**** TASK MATERIAL ****
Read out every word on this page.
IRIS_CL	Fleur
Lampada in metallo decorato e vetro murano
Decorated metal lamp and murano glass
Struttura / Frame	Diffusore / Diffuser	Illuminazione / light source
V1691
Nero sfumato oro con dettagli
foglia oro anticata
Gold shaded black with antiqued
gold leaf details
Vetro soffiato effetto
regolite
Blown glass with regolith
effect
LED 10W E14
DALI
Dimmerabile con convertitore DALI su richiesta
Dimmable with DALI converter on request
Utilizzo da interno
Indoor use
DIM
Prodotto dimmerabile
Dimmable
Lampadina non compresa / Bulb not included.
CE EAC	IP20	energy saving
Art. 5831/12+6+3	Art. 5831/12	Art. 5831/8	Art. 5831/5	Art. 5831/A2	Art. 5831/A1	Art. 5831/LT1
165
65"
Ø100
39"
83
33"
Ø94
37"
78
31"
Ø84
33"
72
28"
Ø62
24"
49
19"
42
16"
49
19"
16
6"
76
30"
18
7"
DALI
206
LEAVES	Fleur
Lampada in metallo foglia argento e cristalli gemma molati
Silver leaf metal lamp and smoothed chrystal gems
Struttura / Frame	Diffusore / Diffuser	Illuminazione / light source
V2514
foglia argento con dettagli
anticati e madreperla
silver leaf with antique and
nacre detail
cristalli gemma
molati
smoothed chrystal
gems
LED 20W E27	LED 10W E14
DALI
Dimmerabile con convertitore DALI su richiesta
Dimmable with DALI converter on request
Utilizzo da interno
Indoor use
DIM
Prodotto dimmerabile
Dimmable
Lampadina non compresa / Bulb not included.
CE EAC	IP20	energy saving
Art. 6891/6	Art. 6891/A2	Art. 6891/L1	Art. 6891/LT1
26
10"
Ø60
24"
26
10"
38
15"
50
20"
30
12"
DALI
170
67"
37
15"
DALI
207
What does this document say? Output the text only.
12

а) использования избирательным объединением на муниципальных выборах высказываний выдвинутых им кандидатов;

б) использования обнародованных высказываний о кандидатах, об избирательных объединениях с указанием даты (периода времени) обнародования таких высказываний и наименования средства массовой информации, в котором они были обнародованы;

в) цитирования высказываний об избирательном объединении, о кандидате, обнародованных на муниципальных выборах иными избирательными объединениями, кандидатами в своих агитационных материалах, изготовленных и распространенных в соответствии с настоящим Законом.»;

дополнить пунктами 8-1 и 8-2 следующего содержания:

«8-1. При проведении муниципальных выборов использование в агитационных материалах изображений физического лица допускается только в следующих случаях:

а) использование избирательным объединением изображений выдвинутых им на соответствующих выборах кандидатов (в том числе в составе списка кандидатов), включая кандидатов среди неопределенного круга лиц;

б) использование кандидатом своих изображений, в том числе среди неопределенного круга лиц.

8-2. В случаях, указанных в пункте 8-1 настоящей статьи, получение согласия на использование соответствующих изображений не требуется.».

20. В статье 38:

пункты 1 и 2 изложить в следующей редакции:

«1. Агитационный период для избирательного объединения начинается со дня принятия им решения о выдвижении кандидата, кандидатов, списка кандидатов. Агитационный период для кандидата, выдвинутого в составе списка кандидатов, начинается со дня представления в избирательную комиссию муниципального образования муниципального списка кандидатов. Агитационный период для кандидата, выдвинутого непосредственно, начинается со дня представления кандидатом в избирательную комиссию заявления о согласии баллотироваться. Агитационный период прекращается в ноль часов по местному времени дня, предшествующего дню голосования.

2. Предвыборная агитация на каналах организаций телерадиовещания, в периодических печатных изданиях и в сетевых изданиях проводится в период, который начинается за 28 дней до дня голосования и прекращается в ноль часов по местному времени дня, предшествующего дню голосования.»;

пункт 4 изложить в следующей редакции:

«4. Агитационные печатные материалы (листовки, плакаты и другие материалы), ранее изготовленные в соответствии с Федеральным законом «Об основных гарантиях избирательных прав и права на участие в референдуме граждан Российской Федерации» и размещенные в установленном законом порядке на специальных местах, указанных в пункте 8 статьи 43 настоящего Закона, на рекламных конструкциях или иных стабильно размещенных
****
■ OBJECTIVE
Transcribe all the entries, keeping each one exactly as it is.

■ PROBLEM SOLUTION
Read out every word on this page.
IRIS_CL	Fleur
Lampada in metallo decorato e vetro murano
Decorated metal lamp and murano glass
Struttura / Frame	Diffusore / Diffuser	Illuminazione / light source
V1691
Nero sfumato oro con dettagli
foglia oro anticata
Gold shaded black with antiqued
gold leaf details
Vetro soffiato effetto
regolite
Blown glass with regolith
effect
LED 10W E14
DALI
Dimmerabile con convertitore DALI su richiesta
Dimmable with DALI converter on request
Utilizzo da interno
Indoor use
DIM
Prodotto dimmerabile
Dimmable
Lampadina non compresa / Bulb not included.
CE EAC	IP20	energy saving
Art. 5831/12+6+3	Art. 5831/12	Art. 5831/8	Art. 5831/5	Art. 5831/A2	Art. 5831/A1	Art. 5831/LT1
165
65"
Ø100
39"
83
33"
Ø94
37"
78
31"
Ø84
33"
72
28"
Ø62
24"
49
19"
42
16"
49
19"
16
6"
76
30"
18
7"
DALI
206
LEAVES	Fleur
Lampada in metallo foglia argento e cristalli gemma molati
Silver leaf metal lamp and smoothed chrystal gems
Struttura / Frame	Diffusore / Diffuser	Illuminazione / light source
V2514
foglia argento con dettagli
anticati e madreperla
silver leaf with antique and
nacre detail
cristalli gemma
molati
smoothed chrystal
gems
LED 20W E27	LED 10W E14
DALI
Dimmerabile con convertitore DALI su richiesta
Dimmable with DALI converter on request
Utilizzo da interno
Indoor use
DIM
Prodotto dimmerabile
Dimmable
Lampadina non compresa / Bulb not included.
CE EAC	IP20	energy saving
Art. 6891/6	Art. 6891/A2	Art. 6891/L1	Art. 6891/LT1
26
10"
Ø60
24"
26
10"
38
15"
50
20"
30
12"
DALI
170
67"
37
15"
DALI
207
What does this document say? Output the text only.
12

а) использования избирательным объединением на муниципальных выборах высказываний выдвинутых им кандидатов;

б) использования обнародованных высказываний о кандидатах, об избирательных объединениях с указанием даты (периода времени) обнародования таких высказываний и наименования средства массовой информации, в котором они были обнародованы;

в) цитирования высказываний об избирательном объединении, о кандидате, обнародованных на муниципальных выборах иными избирательными объединениями, кандидатами в своих агитационных материалах, изготовленных и распространенных в соответствии с настоящим Законом.»;

дополнить пунктами 8-1 и 8-2 следующего содержания:

«8-1. При проведении муниципальных выборов использование в агитационных материалах изображений физического лица допускается только в следующих случаях:

а) использование избирательным объединением изображений выдвинутых им на соответствующих выборах кандидатов (в том числе в составе списка кандидатов), включая кандидатов среди неопределенного круга лиц;

б) использование кандидатом своих изображений, в том числе среди неопределенного круга лиц.

8-2. В случаях, указанных в пункте 8-1 настоящей статьи, получение согласия на использование соответствующих изображений не требуется.».

20. В статье 38:

пункты 1 и 2 изложить в следующей редакции:

«1. Агитационный период для избирательного объединения начинается со дня принятия им решения о выдвижении кандидата, кандидатов, списка кандидатов. Агитационный период для кандидата, выдвинутого в составе списка кандидатов, начинается со дня представления в избирательную комиссию муниципального образования муниципального списка кандидатов. Агитационный период для кандидата, выдвинутого непосредственно, начинается со дня представления кандидатом в избирательную комиссию заявления о согласии баллотироваться. Агитационный период прекращается в ноль часов по местному времени дня, предшествующего дню голосования.

2. Предвыборная агитация на каналах организаций телерадиовещания, в периодических печатных изданиях и в сетевых изданиях проводится в период, который начинается за 28 дней до дня голосования и прекращается в ноль часов по местному времени дня, предшествующего дню голосования.»;

пункт 4 изложить в следующей редакции:

«4. Агитационные печатные материалы (листовки, плакаты и другие материалы), ранее изготовленные в соответствии с Федеральным законом «Об основных гарантиях избирательных прав и права на участие в референдуме граждан Российской Федерации» и размещенные в установленном законом порядке на специальных местах, указанных в пункте 8 статьи 43 настоящего Закона, на рекламных конструкциях или иных стабильно размещенных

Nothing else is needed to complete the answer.